Clinical reasoning

Clinical reasoning

Sam meets some podcasting celebrities and experts in clinical reasoning Dr Art Nahill and Dr Nic Szecket – hosts of the podcast IM Reasoning. We talk cognitive bias and and some approaches to minimising their impact.

Common biases

  • Confirmation bias
    • The tendency to search for or interpret information in a way that confirms one’s preconceptions, while ignoring information that does not support the preconceptions.
  • Anchoring
    • The common human tendency to rely too heavily on the first piece of information offered (the “anchor”) when making decisions.
  • Premature closure
    • Failing to consider reasonable alternatives after an initial diagnosis is made.
  • Affective biases
    • Letting emotions, pre-conceptions, or stereotypes lead to assumptions that cloud the reasoning process e.g. drug users, chronic pain.
  • Gambler’s fallacy
    • The erroneous belief that chance is self correcting. If the last two patients were diagnosed with serious chest pain, surely the next one will be benign. Remember that each ward call is unrelated to the last.

========================================

Continue the clinical reasoning notes above after their last sentence, keeping the same format.

| Data excerpts |
========================================

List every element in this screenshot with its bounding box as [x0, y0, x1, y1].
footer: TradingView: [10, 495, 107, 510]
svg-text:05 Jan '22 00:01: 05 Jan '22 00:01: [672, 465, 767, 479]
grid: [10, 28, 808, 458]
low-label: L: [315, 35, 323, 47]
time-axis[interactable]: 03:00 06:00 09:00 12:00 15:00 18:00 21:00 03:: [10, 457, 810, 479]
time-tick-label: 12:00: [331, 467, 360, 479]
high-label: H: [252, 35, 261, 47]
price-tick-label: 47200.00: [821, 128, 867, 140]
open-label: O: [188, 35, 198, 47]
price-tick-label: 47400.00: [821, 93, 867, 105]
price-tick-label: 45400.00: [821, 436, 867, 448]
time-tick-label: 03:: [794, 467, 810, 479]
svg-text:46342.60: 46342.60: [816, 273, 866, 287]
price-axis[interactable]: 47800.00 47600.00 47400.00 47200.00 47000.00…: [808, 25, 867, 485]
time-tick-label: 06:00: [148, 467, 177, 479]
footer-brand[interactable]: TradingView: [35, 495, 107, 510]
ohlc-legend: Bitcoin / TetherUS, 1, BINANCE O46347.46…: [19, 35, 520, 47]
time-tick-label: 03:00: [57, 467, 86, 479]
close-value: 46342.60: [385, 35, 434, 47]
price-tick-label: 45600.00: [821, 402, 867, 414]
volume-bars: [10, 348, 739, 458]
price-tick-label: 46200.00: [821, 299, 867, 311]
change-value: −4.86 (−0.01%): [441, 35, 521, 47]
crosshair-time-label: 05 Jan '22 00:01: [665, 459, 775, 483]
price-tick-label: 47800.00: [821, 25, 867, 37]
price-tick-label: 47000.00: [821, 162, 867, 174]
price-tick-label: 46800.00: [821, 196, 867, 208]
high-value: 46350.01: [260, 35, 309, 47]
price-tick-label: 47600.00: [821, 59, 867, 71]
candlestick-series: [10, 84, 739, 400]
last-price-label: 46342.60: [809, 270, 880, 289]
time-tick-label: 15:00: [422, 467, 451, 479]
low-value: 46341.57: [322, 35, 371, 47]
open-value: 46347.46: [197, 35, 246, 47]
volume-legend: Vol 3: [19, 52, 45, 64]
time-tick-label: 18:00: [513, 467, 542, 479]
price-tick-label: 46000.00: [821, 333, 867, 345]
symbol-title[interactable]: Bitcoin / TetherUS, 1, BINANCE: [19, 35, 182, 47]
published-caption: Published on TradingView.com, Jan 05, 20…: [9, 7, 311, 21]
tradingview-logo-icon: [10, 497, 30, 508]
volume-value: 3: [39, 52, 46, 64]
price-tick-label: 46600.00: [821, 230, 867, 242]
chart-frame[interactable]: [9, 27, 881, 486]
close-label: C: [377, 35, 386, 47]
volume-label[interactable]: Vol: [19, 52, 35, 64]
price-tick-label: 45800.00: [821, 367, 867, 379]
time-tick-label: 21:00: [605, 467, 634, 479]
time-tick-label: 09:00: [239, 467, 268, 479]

========================================

| Your response |
  • Posterior probability bias
    • Letting recent or past events thats that are independent of the current case, impact on your estimated likelihood of a diagnosis.
  • Ockham’s razor
    • The simplest answer is more likely to be correct. Another way of saying it is that the more assumptions you have to make, the more unlikely an explanation is. Also, that a single diagnosis that explains the patient’s symptoms is more likely, than seperate diseases occurring concurrently.
  • Hickam’s dictum
    • The counter to Ockham’s razor. Patients can have as many diseases as they damn well please.